-- START Material shown --
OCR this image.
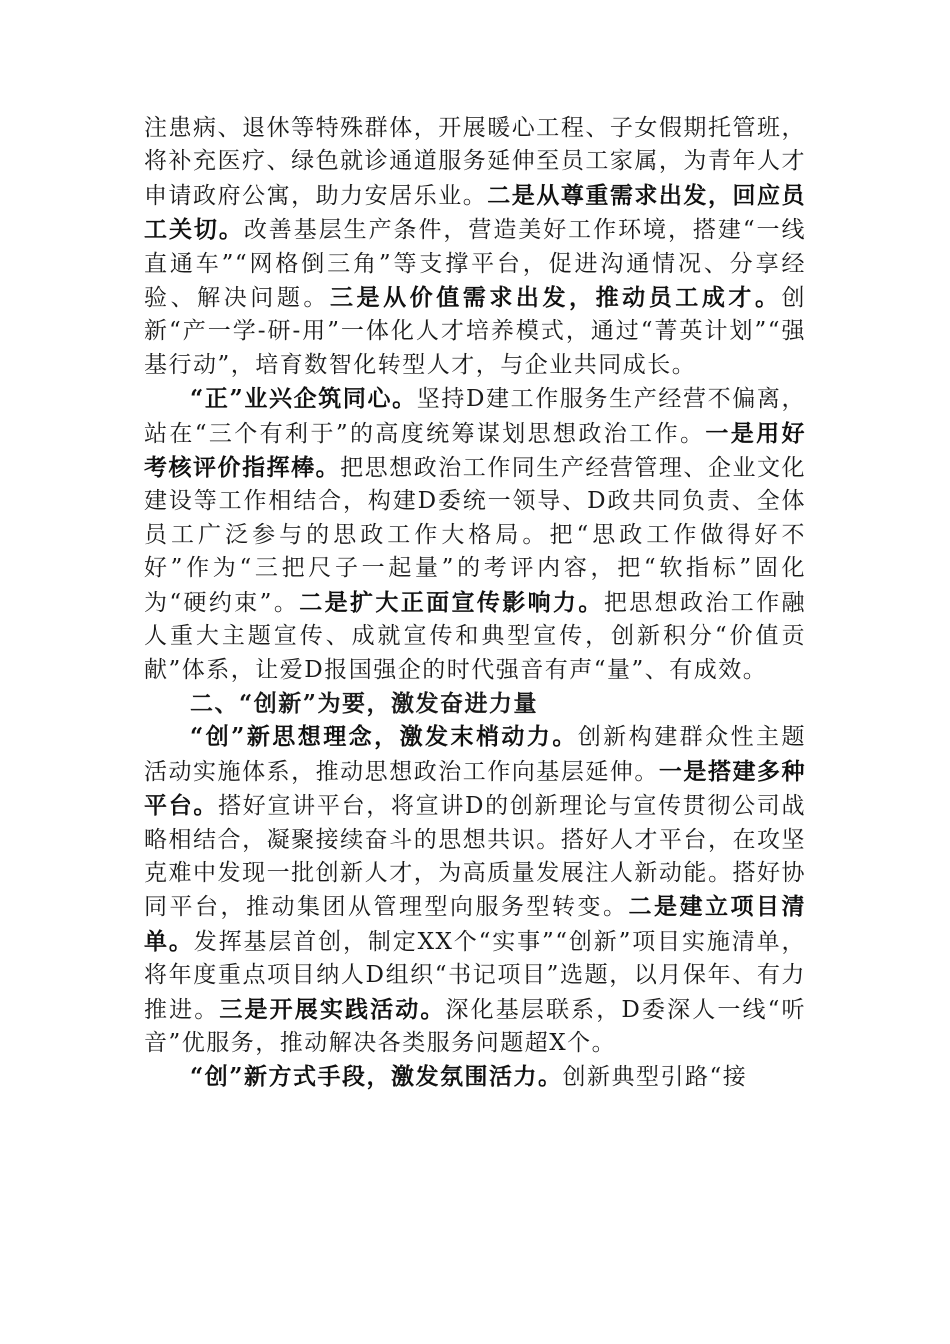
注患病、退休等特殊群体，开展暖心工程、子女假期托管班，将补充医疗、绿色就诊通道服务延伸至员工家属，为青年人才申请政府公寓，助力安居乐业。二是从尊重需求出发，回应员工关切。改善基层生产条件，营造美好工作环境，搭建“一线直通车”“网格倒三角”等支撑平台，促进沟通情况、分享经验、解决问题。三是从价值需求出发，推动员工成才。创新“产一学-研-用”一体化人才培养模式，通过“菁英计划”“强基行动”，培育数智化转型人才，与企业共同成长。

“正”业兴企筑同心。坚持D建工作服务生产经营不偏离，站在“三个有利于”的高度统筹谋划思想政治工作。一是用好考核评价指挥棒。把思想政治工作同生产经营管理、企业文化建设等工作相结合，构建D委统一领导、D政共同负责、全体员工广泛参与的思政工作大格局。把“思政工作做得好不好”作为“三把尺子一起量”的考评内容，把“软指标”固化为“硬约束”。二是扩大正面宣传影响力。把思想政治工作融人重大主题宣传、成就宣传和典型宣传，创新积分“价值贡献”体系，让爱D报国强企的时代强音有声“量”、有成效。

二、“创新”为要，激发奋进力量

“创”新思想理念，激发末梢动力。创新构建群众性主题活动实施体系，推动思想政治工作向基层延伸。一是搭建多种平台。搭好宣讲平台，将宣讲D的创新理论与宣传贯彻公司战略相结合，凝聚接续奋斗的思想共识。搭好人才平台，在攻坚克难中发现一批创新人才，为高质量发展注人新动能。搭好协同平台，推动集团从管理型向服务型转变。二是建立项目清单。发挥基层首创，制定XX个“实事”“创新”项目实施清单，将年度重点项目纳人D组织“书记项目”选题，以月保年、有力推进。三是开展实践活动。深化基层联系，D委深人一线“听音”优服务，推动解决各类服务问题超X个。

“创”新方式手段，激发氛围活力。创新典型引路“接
-- END Material shown --
Task to carry out = Write the records out once more, exactly as they appear, with no pictures.

The solution =
OCR this image.
注患病、退休等特殊群体，开展暖心工程、子女假期托管班，将补充医疗、绿色就诊通道服务延伸至员工家属，为青年人才申请政府公寓，助力安居乐业。二是从尊重需求出发，回应员工关切。改善基层生产条件，营造美好工作环境，搭建“一线直通车”“网格倒三角”等支撑平台，促进沟通情况、分享经验、解决问题。三是从价值需求出发，推动员工成才。创新“产一学-研-用”一体化人才培养模式，通过“菁英计划”“强基行动”，培育数智化转型人才，与企业共同成长。

“正”业兴企筑同心。坚持D建工作服务生产经营不偏离，站在“三个有利于”的高度统筹谋划思想政治工作。一是用好考核评价指挥棒。把思想政治工作同生产经营管理、企业文化建设等工作相结合，构建D委统一领导、D政共同负责、全体员工广泛参与的思政工作大格局。把“思政工作做得好不好”作为“三把尺子一起量”的考评内容，把“软指标”固化为“硬约束”。二是扩大正面宣传影响力。把思想政治工作融人重大主题宣传、成就宣传和典型宣传，创新积分“价值贡献”体系，让爱D报国强企的时代强音有声“量”、有成效。

二、“创新”为要，激发奋进力量

“创”新思想理念，激发末梢动力。创新构建群众性主题活动实施体系，推动思想政治工作向基层延伸。一是搭建多种平台。搭好宣讲平台，将宣讲D的创新理论与宣传贯彻公司战略相结合，凝聚接续奋斗的思想共识。搭好人才平台，在攻坚克难中发现一批创新人才，为高质量发展注人新动能。搭好协同平台，推动集团从管理型向服务型转变。二是建立项目清单。发挥基层首创，制定XX个“实事”“创新”项目实施清单，将年度重点项目纳人D组织“书记项目”选题，以月保年、有力推进。三是开展实践活动。深化基层联系，D委深人一线“听音”优服务，推动解决各类服务问题超X个。

“创”新方式手段，激发氛围活力。创新典型引路“接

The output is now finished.